## [Set exercise]
Quote precisely the final stretch of the listing: start at the line containing "Extract all readable text from this page." and stop after the last line.

## [Information shown]
▶
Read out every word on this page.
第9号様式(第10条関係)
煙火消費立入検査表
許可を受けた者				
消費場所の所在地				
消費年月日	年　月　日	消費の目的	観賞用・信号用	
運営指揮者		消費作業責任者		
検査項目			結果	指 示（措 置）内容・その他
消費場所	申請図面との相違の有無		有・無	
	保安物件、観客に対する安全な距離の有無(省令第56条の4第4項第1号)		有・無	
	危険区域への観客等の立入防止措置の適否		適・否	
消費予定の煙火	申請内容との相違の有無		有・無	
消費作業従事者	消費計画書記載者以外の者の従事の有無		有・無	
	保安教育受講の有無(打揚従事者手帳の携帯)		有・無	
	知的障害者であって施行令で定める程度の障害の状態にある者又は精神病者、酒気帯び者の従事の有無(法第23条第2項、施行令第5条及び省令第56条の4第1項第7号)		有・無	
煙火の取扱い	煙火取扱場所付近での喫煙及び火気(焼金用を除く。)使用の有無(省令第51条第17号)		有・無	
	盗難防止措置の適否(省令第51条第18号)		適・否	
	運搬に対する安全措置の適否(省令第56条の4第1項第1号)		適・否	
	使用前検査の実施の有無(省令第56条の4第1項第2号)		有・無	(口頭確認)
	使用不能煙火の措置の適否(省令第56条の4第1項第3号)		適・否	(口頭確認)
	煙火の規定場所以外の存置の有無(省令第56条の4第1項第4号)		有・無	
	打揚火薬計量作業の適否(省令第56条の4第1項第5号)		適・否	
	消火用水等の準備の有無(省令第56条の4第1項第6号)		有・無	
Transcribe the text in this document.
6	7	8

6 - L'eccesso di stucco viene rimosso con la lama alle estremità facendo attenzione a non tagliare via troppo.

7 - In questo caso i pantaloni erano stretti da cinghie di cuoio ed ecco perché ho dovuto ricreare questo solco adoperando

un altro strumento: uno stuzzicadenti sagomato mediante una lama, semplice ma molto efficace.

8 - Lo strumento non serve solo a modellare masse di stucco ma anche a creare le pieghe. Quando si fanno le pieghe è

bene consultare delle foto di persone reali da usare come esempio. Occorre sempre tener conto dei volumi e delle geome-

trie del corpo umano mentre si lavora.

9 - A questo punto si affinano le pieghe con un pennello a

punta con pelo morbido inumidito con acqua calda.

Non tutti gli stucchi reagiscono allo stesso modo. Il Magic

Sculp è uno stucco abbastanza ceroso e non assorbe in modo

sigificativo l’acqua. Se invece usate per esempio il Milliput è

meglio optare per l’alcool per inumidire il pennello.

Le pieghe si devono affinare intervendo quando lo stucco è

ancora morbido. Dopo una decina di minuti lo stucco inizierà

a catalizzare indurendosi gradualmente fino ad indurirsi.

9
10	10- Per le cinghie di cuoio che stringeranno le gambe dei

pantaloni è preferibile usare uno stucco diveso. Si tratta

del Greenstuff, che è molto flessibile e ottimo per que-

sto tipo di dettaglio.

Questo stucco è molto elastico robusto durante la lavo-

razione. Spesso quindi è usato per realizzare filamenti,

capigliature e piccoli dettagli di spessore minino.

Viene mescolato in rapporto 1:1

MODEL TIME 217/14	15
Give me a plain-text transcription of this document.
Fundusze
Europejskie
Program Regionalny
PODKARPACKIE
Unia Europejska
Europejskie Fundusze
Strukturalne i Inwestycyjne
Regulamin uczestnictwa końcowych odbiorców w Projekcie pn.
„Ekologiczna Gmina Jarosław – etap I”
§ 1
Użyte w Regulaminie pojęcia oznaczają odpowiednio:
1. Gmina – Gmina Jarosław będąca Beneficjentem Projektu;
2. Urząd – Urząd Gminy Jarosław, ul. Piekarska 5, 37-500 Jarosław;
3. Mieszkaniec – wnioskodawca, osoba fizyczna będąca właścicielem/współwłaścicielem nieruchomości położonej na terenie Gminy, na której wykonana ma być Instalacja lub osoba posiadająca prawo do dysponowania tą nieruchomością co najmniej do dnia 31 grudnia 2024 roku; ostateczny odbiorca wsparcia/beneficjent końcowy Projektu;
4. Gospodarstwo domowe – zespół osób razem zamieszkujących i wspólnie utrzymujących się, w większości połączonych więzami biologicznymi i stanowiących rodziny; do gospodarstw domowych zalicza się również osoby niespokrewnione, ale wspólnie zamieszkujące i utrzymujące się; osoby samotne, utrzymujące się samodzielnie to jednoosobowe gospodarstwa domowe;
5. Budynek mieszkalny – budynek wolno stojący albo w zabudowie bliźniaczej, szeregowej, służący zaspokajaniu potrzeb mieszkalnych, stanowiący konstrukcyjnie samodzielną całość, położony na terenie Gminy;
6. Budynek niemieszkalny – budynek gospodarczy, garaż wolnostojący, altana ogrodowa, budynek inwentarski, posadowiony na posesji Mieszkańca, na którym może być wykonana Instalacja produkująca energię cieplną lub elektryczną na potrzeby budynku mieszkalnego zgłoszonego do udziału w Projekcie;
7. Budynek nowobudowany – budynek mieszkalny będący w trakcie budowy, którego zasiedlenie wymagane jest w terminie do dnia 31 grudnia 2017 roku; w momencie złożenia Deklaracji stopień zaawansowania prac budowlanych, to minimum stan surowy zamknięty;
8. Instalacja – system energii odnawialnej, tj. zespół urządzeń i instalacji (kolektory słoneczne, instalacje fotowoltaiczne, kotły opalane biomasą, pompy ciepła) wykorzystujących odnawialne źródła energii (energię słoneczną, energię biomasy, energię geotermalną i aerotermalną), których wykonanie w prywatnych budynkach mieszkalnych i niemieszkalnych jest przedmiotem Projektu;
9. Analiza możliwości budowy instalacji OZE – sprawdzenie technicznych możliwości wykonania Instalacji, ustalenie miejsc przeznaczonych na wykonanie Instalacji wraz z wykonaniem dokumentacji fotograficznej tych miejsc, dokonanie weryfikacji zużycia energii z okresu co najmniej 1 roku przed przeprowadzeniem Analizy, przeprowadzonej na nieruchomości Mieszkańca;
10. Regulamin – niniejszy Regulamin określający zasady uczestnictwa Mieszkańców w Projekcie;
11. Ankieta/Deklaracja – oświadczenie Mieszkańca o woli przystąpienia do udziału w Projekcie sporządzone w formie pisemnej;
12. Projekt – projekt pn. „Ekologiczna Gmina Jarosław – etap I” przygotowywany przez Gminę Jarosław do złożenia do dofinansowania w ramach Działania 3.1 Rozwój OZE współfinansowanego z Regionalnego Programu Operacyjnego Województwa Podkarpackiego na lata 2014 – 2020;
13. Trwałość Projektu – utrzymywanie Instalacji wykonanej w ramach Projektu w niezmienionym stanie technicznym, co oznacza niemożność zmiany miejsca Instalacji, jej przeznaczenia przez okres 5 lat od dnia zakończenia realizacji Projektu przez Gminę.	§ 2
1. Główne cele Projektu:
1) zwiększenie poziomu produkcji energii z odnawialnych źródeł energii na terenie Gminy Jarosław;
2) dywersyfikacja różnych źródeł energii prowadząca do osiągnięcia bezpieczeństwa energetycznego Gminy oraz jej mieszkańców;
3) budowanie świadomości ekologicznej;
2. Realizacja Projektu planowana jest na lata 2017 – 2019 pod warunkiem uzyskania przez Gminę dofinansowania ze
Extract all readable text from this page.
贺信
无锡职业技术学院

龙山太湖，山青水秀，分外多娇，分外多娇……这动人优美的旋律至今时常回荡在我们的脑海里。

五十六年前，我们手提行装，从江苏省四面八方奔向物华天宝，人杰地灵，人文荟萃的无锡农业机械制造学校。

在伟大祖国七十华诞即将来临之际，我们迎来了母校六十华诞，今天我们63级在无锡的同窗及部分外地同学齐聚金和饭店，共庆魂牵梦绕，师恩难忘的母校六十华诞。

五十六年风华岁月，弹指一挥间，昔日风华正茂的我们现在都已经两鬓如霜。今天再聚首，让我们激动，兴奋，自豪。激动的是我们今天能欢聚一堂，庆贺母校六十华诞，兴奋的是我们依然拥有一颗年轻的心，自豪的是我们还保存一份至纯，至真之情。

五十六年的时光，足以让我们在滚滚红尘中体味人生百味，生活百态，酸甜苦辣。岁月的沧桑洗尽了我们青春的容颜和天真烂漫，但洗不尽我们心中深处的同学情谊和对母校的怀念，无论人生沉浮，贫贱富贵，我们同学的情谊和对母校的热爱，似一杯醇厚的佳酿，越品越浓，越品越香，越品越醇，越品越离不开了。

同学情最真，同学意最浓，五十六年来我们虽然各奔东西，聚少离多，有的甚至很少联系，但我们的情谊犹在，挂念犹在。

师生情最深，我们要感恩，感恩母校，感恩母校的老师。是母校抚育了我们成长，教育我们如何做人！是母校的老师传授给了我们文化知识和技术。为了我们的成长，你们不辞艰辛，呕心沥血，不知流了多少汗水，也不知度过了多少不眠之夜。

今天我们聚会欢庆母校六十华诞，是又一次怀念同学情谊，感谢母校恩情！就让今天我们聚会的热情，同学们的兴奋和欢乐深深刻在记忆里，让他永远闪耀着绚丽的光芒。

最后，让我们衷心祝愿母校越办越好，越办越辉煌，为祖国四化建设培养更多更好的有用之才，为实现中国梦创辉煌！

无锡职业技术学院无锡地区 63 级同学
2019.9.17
◀
## [Answer to the exercise]
Extract all readable text from this page.
贺信
无锡职业技术学院

龙山太湖，山青水秀，分外多娇，分外多娇……这动人优美的旋律至今时常回荡在我们的脑海里。

五十六年前，我们手提行装，从江苏省四面八方奔向物华天宝，人杰地灵，人文荟萃的无锡农业机械制造学校。

在伟大祖国七十华诞即将来临之际，我们迎来了母校六十华诞，今天我们63级在无锡的同窗及部分外地同学齐聚金和饭店，共庆魂牵梦绕，师恩难忘的母校六十华诞。

五十六年风华岁月，弹指一挥间，昔日风华正茂的我们现在都已经两鬓如霜。今天再聚首，让我们激动，兴奋，自豪。激动的是我们今天能欢聚一堂，庆贺母校六十华诞，兴奋的是我们依然拥有一颗年轻的心，自豪的是我们还保存一份至纯，至真之情。

五十六年的时光，足以让我们在滚滚红尘中体味人生百味，生活百态，酸甜苦辣。岁月的沧桑洗尽了我们青春的容颜和天真烂漫，但洗不尽我们心中深处的同学情谊和对母校的怀念，无论人生沉浮，贫贱富贵，我们同学的情谊和对母校的热爱，似一杯醇厚的佳酿，越品越浓，越品越香，越品越醇，越品越离不开了。

同学情最真，同学意最浓，五十六年来我们虽然各奔东西，聚少离多，有的甚至很少联系，但我们的情谊犹在，挂念犹在。

师生情最深，我们要感恩，感恩母校，感恩母校的老师。是母校抚育了我们成长，教育我们如何做人！是母校的老师传授给了我们文化知识和技术。为了我们的成长，你们不辞艰辛，呕心沥血，不知流了多少汗水，也不知度过了多少不眠之夜。

今天我们聚会欢庆母校六十华诞，是又一次怀念同学情谊，感谢母校恩情！就让今天我们聚会的热情，同学们的兴奋和欢乐深深刻在记忆里，让他永远闪耀着绚丽的光芒。

最后，让我们衷心祝愿母校越办越好，越办越辉煌，为祖国四化建设培养更多更好的有用之才，为实现中国梦创辉煌！

无锡职业技术学院无锡地区 63 级同学
2019.9.17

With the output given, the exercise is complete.